(Stored data)
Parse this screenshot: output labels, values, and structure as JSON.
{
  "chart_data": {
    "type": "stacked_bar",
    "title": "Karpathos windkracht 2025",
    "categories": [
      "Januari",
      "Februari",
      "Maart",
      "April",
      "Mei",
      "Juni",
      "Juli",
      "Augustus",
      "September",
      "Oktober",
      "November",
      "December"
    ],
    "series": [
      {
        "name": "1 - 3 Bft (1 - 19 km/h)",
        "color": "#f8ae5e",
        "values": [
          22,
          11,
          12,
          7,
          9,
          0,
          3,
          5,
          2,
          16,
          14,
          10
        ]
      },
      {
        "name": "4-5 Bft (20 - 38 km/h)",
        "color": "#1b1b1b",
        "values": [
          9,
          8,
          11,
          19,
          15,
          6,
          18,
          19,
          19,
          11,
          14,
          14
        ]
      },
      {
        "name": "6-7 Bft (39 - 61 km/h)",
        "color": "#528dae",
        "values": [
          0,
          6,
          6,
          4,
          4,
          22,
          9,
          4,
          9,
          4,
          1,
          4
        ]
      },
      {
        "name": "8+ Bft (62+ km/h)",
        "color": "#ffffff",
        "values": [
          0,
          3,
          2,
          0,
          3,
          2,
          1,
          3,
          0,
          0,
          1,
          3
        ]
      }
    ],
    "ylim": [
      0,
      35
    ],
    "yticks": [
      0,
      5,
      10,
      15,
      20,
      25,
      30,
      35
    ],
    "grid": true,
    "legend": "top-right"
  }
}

• [WRITTEN REQUEST] Scan the entries above for the word "name" and collect each line holding it.

• [TASK RESPONSE]
        "name": "1 - 3 Bft (1 - 19 km/h)",
        "name": "4-5 Bft (20 - 38 km/h)",
        "name": "6-7 Bft (39 - 61 km/h)",
        "name": "8+ Bft (62+ km/h)",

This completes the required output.